- GIVEN TASK -
The records below must be output exactly, without pictures.

(Collection entries)
+ + + + +
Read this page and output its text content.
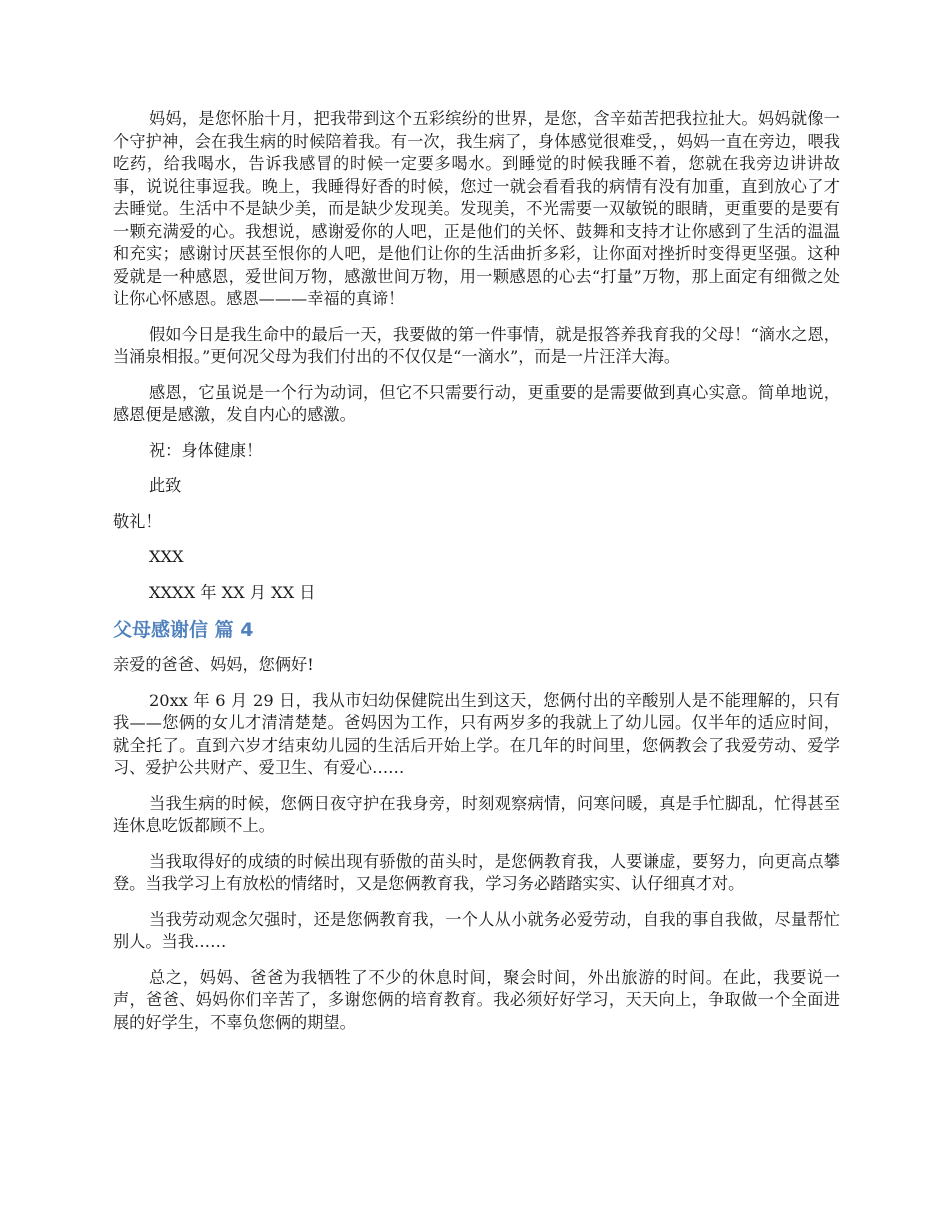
妈妈，是您怀胎十月，把我带到这个五彩缤纷的世界，是您，含辛茹苦把我拉扯大。妈妈就像一个守护神，会在我生病的时候陪着我。有一次，我生病了，身体感觉很难受，，妈妈一直在旁边，喂我吃药，给我喝水，告诉我感冒的时候一定要多喝水。到睡觉的时候我睡不着，您就在我旁边讲讲故事，说说往事逗我。晚上，我睡得好香的时候，您过一就会看看我的病情有没有加重，直到放心了才去睡觉。生活中不是缺少美，而是缺少发现美。发现美，不光需要一双敏锐的眼睛，更重要的是要有一颗充满爱的心。我想说，感谢爱你的人吧，正是他们的关怀、鼓舞和支持才让你感到了生活的温温和充实；感谢讨厌甚至恨你的人吧，是他们让你的生活曲折多彩，让你面对挫折时变得更坚强。这种爱就是一种感恩，爱世间万物，感激世间万物，用一颗感恩的心去“打量”万物，那上面定有细微之处让你心怀感恩。感恩———幸福的真谛！

假如今日是我生命中的最后一天，我要做的第一件事情，就是报答养我育我的父母！“滴水之恩，当涌泉相报。”更何况父母为我们付出的不仅仅是“一滴水”，而是一片汪洋大海。

感恩，它虽说是一个行为动词，但它不只需要行动，更重要的是需要做到真心实意。简单地说，感恩便是感激，发自内心的感激。

祝：身体健康！

此致

敬礼！

XXX

XXXX 年 XX 月 XX 日

父母感谢信 篇 4

亲爱的爸爸、妈妈，您俩好!

20xx 年 6 月 29 日，我从市妇幼保健院出生到这天，您俩付出的辛酸别人是不能理解的，只有我——您俩的女儿才清清楚楚。爸妈因为工作，只有两岁多的我就上了幼儿园。仅半年的适应时间，就全托了。直到六岁才结束幼儿园的生活后开始上学。在几年的时间里，您俩教会了我爱劳动、爱学习、爱护公共财产、爱卫生、有爱心……

当我生病的时候，您俩日夜守护在我身旁，时刻观察病情，问寒问暖，真是手忙脚乱，忙得甚至连休息吃饭都顾不上。

当我取得好的成绩的时候出现有骄傲的苗头时，是您俩教育我，人要谦虚，要努力，向更高点攀登。当我学习上有放松的情绪时，又是您俩教育我，学习务必踏踏实实、认仔细真才对。

当我劳动观念欠强时，还是您俩教育我，一个人从小就务必爱劳动，自我的事自我做，尽量帮忙别人。当我……

总之，妈妈、爸爸为我牺牲了不少的休息时间，聚会时间，外出旅游的时间。在此，我要说一声，爸爸、妈妈你们辛苦了，多谢您俩的培育教育。我必须好好学习，天天向上，争取做一个全面进展的好学生，不辜负您俩的期望。
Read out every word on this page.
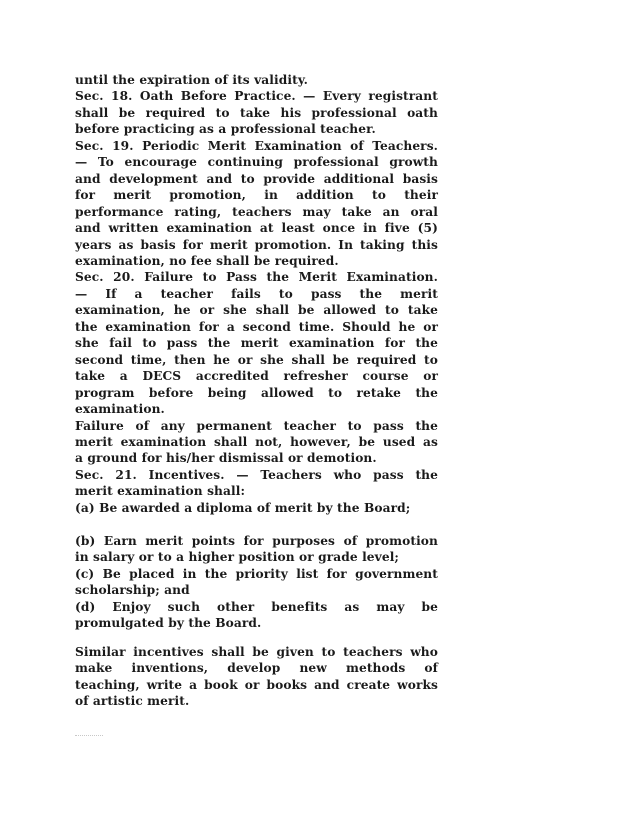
until the expiration of its validity.
Sec. 18. Oath Before Practice. — Every registrant
shall be required to take his professional oath
before practicing as a professional teacher.
Sec. 19. Periodic Merit Examination of Teachers.
— To encourage continuing professional growth
and development and to provide additional basis
for merit promotion, in addition to their
performance rating, teachers may take an oral
and written examination at least once in five (5)
years as basis for merit promotion. In taking this
examination, no fee shall be required.
Sec. 20. Failure to Pass the Merit Examination.
— If a teacher fails to pass the merit
examination, he or she shall be allowed to take
the examination for a second time. Should he or
she fail to pass the merit examination for the
second time, then he or she shall be required to
take a DECS accredited refresher course or
program before being allowed to retake the
examination.
Failure of any permanent teacher to pass the
merit examination shall not, however, be used as
a ground for his/her dismissal or demotion.
Sec. 21. Incentives. — Teachers who pass the
merit examination shall:
(a) Be awarded a diploma of merit by the Board;
(b) Earn merit points for purposes of promotion
in salary or to a higher position or grade level;
(c) Be placed in the priority list for government
scholarship; and
(d) Enjoy such other benefits as may be
promulgated by the Board.
Similar incentives shall be given to teachers who
make inventions, develop new methods of
teaching, write a book or books and create works
of artistic merit.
+ + + + +
- ANSWER -
Read this page and output its text content.
妈妈，是您怀胎十月，把我带到这个五彩缤纷的世界，是您，含辛茹苦把我拉扯大。妈妈就像一个守护神，会在我生病的时候陪着我。有一次，我生病了，身体感觉很难受，，妈妈一直在旁边，喂我吃药，给我喝水，告诉我感冒的时候一定要多喝水。到睡觉的时候我睡不着，您就在我旁边讲讲故事，说说往事逗我。晚上，我睡得好香的时候，您过一就会看看我的病情有没有加重，直到放心了才去睡觉。生活中不是缺少美，而是缺少发现美。发现美，不光需要一双敏锐的眼睛，更重要的是要有一颗充满爱的心。我想说，感谢爱你的人吧，正是他们的关怀、鼓舞和支持才让你感到了生活的温温和充实；感谢讨厌甚至恨你的人吧，是他们让你的生活曲折多彩，让你面对挫折时变得更坚强。这种爱就是一种感恩，爱世间万物，感激世间万物，用一颗感恩的心去“打量”万物，那上面定有细微之处让你心怀感恩。感恩———幸福的真谛！

假如今日是我生命中的最后一天，我要做的第一件事情，就是报答养我育我的父母！“滴水之恩，当涌泉相报。”更何况父母为我们付出的不仅仅是“一滴水”，而是一片汪洋大海。

感恩，它虽说是一个行为动词，但它不只需要行动，更重要的是需要做到真心实意。简单地说，感恩便是感激，发自内心的感激。

祝：身体健康！

此致

敬礼！

XXX

XXXX 年 XX 月 XX 日

父母感谢信 篇 4

亲爱的爸爸、妈妈，您俩好!

20xx 年 6 月 29 日，我从市妇幼保健院出生到这天，您俩付出的辛酸别人是不能理解的，只有我——您俩的女儿才清清楚楚。爸妈因为工作，只有两岁多的我就上了幼儿园。仅半年的适应时间，就全托了。直到六岁才结束幼儿园的生活后开始上学。在几年的时间里，您俩教会了我爱劳动、爱学习、爱护公共财产、爱卫生、有爱心……

当我生病的时候，您俩日夜守护在我身旁，时刻观察病情，问寒问暖，真是手忙脚乱，忙得甚至连休息吃饭都顾不上。

当我取得好的成绩的时候出现有骄傲的苗头时，是您俩教育我，人要谦虚，要努力，向更高点攀登。当我学习上有放松的情绪时，又是您俩教育我，学习务必踏踏实实、认仔细真才对。

当我劳动观念欠强时，还是您俩教育我，一个人从小就务必爱劳动，自我的事自我做，尽量帮忙别人。当我……

总之，妈妈、爸爸为我牺牲了不少的休息时间，聚会时间，外出旅游的时间。在此，我要说一声，爸爸、妈妈你们辛苦了，多谢您俩的培育教育。我必须好好学习，天天向上，争取做一个全面进展的好学生，不辜负您俩的期望。
Read out every word on this page.
until the expiration of its validity.
Sec. 18. Oath Before Practice. — Every registrant
shall be required to take his professional oath
before practicing as a professional teacher.
Sec. 19. Periodic Merit Examination of Teachers.
— To encourage continuing professional growth
and development and to provide additional basis
for merit promotion, in addition to their
performance rating, teachers may take an oral
and written examination at least once in five (5)
years as basis for merit promotion. In taking this
examination, no fee shall be required.
Sec. 20. Failure to Pass the Merit Examination.
— If a teacher fails to pass the merit
examination, he or she shall be allowed to take
the examination for a second time. Should he or
she fail to pass the merit examination for the
second time, then he or she shall be required to
take a DECS accredited refresher course or
program before being allowed to retake the
examination.
Failure of any permanent teacher to pass the
merit examination shall not, however, be used as
a ground for his/her dismissal or demotion.
Sec. 21. Incentives. — Teachers who pass the
merit examination shall:
(a) Be awarded a diploma of merit by the Board;
(b) Earn merit points for purposes of promotion
in salary or to a higher position or grade level;
(c) Be placed in the priority list for government
scholarship; and
(d) Enjoy such other benefits as may be
promulgated by the Board.
Similar incentives shall be given to teachers who
make inventions, develop new methods of
teaching, write a book or books and create works
of artistic merit.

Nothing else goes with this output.